What needs to be done
Word for word, retype every entry in the listing.

Excerpted data
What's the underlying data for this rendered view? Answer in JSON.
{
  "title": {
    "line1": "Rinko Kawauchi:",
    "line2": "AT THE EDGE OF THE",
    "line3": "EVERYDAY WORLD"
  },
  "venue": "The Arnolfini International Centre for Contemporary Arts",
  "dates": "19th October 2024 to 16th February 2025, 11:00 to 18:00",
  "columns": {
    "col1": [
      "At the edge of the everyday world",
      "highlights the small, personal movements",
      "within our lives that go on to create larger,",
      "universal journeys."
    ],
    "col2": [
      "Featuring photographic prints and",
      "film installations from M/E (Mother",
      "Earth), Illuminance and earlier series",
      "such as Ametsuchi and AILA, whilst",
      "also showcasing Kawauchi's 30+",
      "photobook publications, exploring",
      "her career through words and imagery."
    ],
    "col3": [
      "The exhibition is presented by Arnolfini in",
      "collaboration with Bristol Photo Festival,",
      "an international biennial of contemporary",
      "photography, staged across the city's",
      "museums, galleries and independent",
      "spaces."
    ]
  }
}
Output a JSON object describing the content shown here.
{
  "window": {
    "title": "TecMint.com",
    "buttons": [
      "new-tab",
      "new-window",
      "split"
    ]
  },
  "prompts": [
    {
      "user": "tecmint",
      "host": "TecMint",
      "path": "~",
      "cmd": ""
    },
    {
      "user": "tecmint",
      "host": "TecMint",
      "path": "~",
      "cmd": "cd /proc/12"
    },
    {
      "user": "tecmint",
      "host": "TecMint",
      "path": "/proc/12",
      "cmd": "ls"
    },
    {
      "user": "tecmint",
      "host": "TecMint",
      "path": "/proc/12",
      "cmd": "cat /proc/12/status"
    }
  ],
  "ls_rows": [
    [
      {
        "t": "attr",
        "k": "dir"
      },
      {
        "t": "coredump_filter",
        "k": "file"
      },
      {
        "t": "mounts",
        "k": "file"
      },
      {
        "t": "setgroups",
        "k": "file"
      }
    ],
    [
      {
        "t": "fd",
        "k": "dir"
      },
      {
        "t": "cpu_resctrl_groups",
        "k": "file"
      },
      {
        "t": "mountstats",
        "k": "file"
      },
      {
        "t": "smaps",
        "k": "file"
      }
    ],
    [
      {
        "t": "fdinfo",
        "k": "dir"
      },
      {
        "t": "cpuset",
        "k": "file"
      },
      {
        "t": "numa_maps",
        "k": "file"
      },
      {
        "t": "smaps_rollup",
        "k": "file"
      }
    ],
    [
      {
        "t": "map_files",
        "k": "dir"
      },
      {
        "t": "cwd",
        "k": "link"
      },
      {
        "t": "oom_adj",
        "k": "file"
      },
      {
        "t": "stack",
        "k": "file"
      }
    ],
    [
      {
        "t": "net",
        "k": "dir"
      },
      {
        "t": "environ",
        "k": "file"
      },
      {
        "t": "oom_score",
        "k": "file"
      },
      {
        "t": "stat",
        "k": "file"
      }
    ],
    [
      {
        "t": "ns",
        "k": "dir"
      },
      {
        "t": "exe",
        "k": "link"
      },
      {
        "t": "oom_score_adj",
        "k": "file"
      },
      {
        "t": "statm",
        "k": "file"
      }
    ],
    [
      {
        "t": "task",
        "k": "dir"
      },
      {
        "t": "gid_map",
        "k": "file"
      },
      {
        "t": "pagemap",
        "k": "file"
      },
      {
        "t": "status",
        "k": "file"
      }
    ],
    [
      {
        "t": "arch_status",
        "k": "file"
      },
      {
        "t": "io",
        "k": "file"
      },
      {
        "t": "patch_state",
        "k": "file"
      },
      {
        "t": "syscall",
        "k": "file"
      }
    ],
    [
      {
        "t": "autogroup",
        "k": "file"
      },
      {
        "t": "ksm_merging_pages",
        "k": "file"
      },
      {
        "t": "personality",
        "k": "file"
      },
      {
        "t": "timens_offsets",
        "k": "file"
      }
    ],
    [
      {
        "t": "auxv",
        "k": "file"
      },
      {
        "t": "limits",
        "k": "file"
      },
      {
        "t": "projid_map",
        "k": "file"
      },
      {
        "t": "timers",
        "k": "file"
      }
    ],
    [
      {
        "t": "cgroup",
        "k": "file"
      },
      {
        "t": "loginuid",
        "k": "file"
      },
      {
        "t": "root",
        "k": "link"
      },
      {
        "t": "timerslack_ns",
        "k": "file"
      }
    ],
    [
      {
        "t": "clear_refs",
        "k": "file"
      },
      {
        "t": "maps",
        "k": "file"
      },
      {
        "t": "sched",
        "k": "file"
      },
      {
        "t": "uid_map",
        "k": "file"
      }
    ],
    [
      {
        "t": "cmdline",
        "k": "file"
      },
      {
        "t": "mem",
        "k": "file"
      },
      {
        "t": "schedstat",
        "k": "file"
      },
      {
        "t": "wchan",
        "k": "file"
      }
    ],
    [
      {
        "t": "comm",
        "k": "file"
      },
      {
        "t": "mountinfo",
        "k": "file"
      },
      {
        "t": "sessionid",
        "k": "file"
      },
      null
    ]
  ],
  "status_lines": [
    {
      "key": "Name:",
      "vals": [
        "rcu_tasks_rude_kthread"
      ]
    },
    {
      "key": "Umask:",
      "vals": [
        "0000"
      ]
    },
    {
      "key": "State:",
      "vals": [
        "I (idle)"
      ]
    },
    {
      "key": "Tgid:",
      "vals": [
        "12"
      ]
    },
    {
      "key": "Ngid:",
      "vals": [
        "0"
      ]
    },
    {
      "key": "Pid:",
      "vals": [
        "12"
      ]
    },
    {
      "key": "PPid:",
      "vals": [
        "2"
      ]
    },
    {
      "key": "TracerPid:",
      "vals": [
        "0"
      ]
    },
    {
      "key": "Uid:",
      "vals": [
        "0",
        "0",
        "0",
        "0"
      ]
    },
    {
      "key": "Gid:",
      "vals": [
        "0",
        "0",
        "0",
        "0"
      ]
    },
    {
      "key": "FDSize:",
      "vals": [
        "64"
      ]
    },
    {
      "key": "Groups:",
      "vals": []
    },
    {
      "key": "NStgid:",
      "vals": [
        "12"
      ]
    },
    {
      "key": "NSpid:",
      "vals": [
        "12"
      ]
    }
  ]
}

Output
What's the underlying data for this rendered view? Answer in JSON.
{
  "title": {
    "line1": "Rinko Kawauchi:",
    "line2": "AT THE EDGE OF THE",
    "line3": "EVERYDAY WORLD"
  },
  "venue": "The Arnolfini International Centre for Contemporary Arts",
  "dates": "19th October 2024 to 16th February 2025, 11:00 to 18:00",
  "columns": {
    "col1": [
      "At the edge of the everyday world",
      "highlights the small, personal movements",
      "within our lives that go on to create larger,",
      "universal journeys."
    ],
    "col2": [
      "Featuring photographic prints and",
      "film installations from M/E (Mother",
      "Earth), Illuminance and earlier series",
      "such as Ametsuchi and AILA, whilst",
      "also showcasing Kawauchi's 30+",
      "photobook publications, exploring",
      "her career through words and imagery."
    ],
    "col3": [
      "The exhibition is presented by Arnolfini in",
      "collaboration with Bristol Photo Festival,",
      "an international biennial of contemporary",
      "photography, staged across the city's",
      "museums, galleries and independent",
      "spaces."
    ]
  }
}
Output a JSON object describing the content shown here.
{
  "window": {
    "title": "TecMint.com",
    "buttons": [
      "new-tab",
      "new-window",
      "split"
    ]
  },
  "prompts": [
    {
      "user": "tecmint",
      "host": "TecMint",
      "path": "~",
      "cmd": ""
    },
    {
      "user": "tecmint",
      "host": "TecMint",
      "path": "~",
      "cmd": "cd /proc/12"
    },
    {
      "user": "tecmint",
      "host": "TecMint",
      "path": "/proc/12",
      "cmd": "ls"
    },
    {
      "user": "tecmint",
      "host": "TecMint",
      "path": "/proc/12",
      "cmd": "cat /proc/12/status"
    }
  ],
  "ls_rows": [
    [
      {
        "t": "attr",
        "k": "dir"
      },
      {
        "t": "coredump_filter",
        "k": "file"
      },
      {
        "t": "mounts",
        "k": "file"
      },
      {
        "t": "setgroups",
        "k": "file"
      }
    ],
    [
      {
        "t": "fd",
        "k": "dir"
      },
      {
        "t": "cpu_resctrl_groups",
        "k": "file"
      },
      {
        "t": "mountstats",
        "k": "file"
      },
      {
        "t": "smaps",
        "k": "file"
      }
    ],
    [
      {
        "t": "fdinfo",
        "k": "dir"
      },
      {
        "t": "cpuset",
        "k": "file"
      },
      {
        "t": "numa_maps",
        "k": "file"
      },
      {
        "t": "smaps_rollup",
        "k": "file"
      }
    ],
    [
      {
        "t": "map_files",
        "k": "dir"
      },
      {
        "t": "cwd",
        "k": "link"
      },
      {
        "t": "oom_adj",
        "k": "file"
      },
      {
        "t": "stack",
        "k": "file"
      }
    ],
    [
      {
        "t": "net",
        "k": "dir"
      },
      {
        "t": "environ",
        "k": "file"
      },
      {
        "t": "oom_score",
        "k": "file"
      },
      {
        "t": "stat",
        "k": "file"
      }
    ],
    [
      {
        "t": "ns",
        "k": "dir"
      },
      {
        "t": "exe",
        "k": "link"
      },
      {
        "t": "oom_score_adj",
        "k": "file"
      },
      {
        "t": "statm",
        "k": "file"
      }
    ],
    [
      {
        "t": "task",
        "k": "dir"
      },
      {
        "t": "gid_map",
        "k": "file"
      },
      {
        "t": "pagemap",
        "k": "file"
      },
      {
        "t": "status",
        "k": "file"
      }
    ],
    [
      {
        "t": "arch_status",
        "k": "file"
      },
      {
        "t": "io",
        "k": "file"
      },
      {
        "t": "patch_state",
        "k": "file"
      },
      {
        "t": "syscall",
        "k": "file"
      }
    ],
    [
      {
        "t": "autogroup",
        "k": "file"
      },
      {
        "t": "ksm_merging_pages",
        "k": "file"
      },
      {
        "t": "personality",
        "k": "file"
      },
      {
        "t": "timens_offsets",
        "k": "file"
      }
    ],
    [
      {
        "t": "auxv",
        "k": "file"
      },
      {
        "t": "limits",
        "k": "file"
      },
      {
        "t": "projid_map",
        "k": "file"
      },
      {
        "t": "timers",
        "k": "file"
      }
    ],
    [
      {
        "t": "cgroup",
        "k": "file"
      },
      {
        "t": "loginuid",
        "k": "file"
      },
      {
        "t": "root",
        "k": "link"
      },
      {
        "t": "timerslack_ns",
        "k": "file"
      }
    ],
    [
      {
        "t": "clear_refs",
        "k": "file"
      },
      {
        "t": "maps",
        "k": "file"
      },
      {
        "t": "sched",
        "k": "file"
      },
      {
        "t": "uid_map",
        "k": "file"
      }
    ],
    [
      {
        "t": "cmdline",
        "k": "file"
      },
      {
        "t": "mem",
        "k": "file"
      },
      {
        "t": "schedstat",
        "k": "file"
      },
      {
        "t": "wchan",
        "k": "file"
      }
    ],
    [
      {
        "t": "comm",
        "k": "file"
      },
      {
        "t": "mountinfo",
        "k": "file"
      },
      {
        "t": "sessionid",
        "k": "file"
      },
      null
    ]
  ],
  "status_lines": [
    {
      "key": "Name:",
      "vals": [
        "rcu_tasks_rude_kthread"
      ]
    },
    {
      "key": "Umask:",
      "vals": [
        "0000"
      ]
    },
    {
      "key": "State:",
      "vals": [
        "I (idle)"
      ]
    },
    {
      "key": "Tgid:",
      "vals": [
        "12"
      ]
    },
    {
      "key": "Ngid:",
      "vals": [
        "0"
      ]
    },
    {
      "key": "Pid:",
      "vals": [
        "12"
      ]
    },
    {
      "key": "PPid:",
      "vals": [
        "2"
      ]
    },
    {
      "key": "TracerPid:",
      "vals": [
        "0"
      ]
    },
    {
      "key": "Uid:",
      "vals": [
        "0",
        "0",
        "0",
        "0"
      ]
    },
    {
      "key": "Gid:",
      "vals": [
        "0",
        "0",
        "0",
        "0"
      ]
    },
    {
      "key": "FDSize:",
      "vals": [
        "64"
      ]
    },
    {
      "key": "Groups:",
      "vals": []
    },
    {
      "key": "NStgid:",
      "vals": [
        "12"
      ]
    },
    {
      "key": "NSpid:",
      "vals": [
        "12"
      ]
    }
  ]
}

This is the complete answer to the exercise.